=== Exercise details ===
Return all lines from the listing below in which the string "title" occurs.

··· Information given

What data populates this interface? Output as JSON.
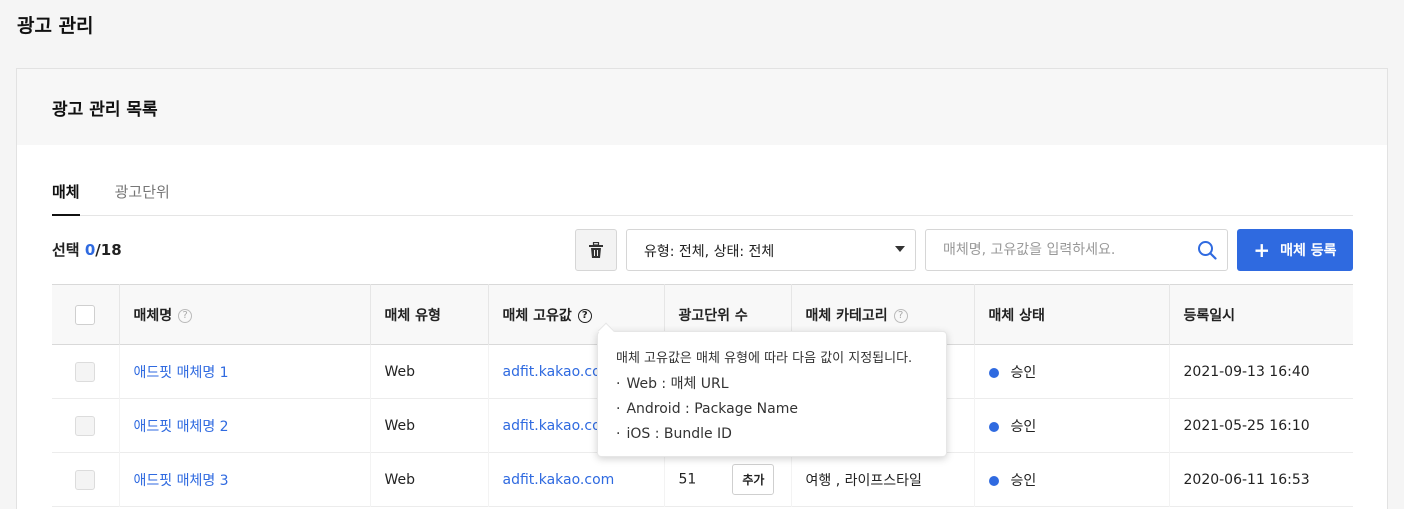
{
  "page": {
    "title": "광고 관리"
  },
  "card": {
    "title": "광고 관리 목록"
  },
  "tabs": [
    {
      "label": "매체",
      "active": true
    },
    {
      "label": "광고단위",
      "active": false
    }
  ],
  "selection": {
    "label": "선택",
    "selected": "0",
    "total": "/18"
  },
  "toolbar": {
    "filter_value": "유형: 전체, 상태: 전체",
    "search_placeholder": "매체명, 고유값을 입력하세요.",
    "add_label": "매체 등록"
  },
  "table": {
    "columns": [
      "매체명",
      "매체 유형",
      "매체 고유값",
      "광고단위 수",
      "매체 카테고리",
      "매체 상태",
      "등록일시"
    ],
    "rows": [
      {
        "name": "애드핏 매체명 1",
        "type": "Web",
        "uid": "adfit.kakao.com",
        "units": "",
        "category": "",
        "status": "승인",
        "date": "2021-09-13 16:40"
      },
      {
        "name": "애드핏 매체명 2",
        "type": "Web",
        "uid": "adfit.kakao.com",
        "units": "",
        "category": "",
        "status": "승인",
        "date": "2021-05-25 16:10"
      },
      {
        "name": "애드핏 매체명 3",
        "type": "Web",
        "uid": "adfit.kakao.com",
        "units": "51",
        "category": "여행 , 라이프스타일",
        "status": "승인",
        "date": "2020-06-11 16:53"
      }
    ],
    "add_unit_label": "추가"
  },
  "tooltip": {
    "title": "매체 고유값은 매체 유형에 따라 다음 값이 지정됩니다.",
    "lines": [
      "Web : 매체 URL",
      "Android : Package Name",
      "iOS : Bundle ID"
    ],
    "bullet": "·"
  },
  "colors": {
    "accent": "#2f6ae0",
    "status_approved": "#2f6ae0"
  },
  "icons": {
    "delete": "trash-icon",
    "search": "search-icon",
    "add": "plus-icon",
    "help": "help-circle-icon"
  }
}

······
··· Information given

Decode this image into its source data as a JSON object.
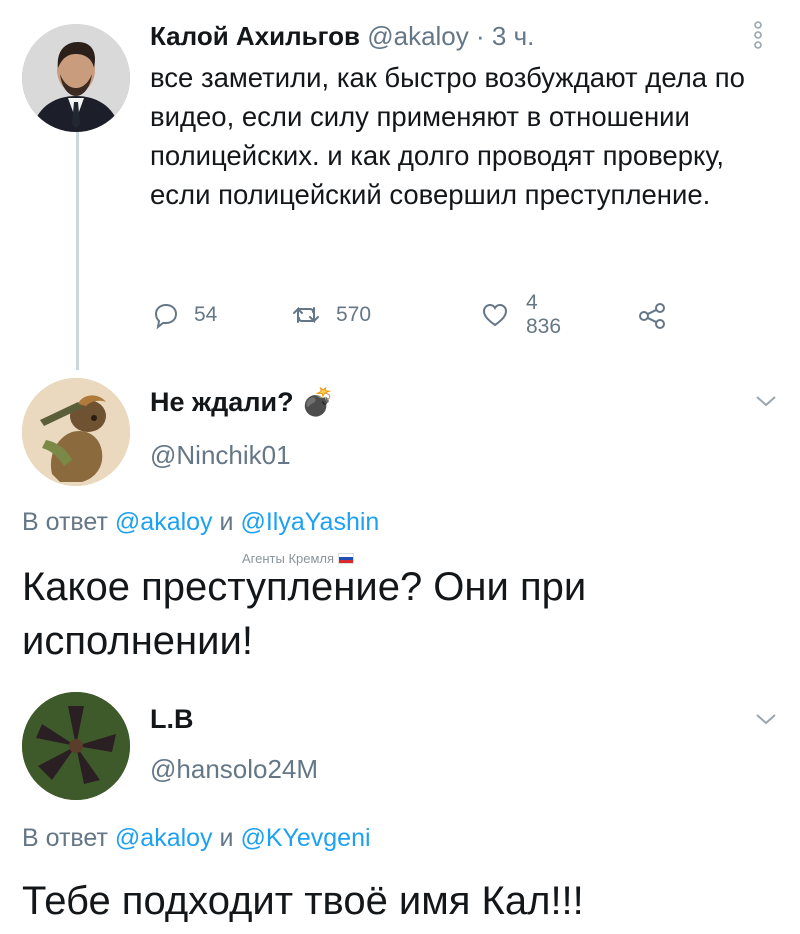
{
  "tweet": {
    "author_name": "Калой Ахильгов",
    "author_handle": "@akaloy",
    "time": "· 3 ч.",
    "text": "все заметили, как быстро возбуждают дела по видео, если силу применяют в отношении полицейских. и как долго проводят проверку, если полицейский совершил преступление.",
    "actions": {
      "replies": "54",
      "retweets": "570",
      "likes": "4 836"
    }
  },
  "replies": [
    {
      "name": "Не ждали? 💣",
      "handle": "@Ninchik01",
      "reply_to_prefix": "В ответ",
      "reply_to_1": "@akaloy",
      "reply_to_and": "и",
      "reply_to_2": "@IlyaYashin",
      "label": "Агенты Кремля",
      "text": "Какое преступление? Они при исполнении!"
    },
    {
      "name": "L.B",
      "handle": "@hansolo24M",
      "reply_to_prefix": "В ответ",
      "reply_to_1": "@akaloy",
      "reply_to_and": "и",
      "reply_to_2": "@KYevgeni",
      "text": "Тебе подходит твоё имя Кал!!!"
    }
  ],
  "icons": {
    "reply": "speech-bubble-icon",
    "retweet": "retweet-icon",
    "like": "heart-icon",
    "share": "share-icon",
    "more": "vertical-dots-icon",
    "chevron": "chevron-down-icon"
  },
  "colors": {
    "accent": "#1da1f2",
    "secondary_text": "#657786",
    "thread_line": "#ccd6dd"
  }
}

······

=== Final answer ===
    "title": "광고 관리"
    "title": "광고 관리 목록"
    "title": "매체 고유값은 매체 유형에 따라 다음 값이 지정됩니다.",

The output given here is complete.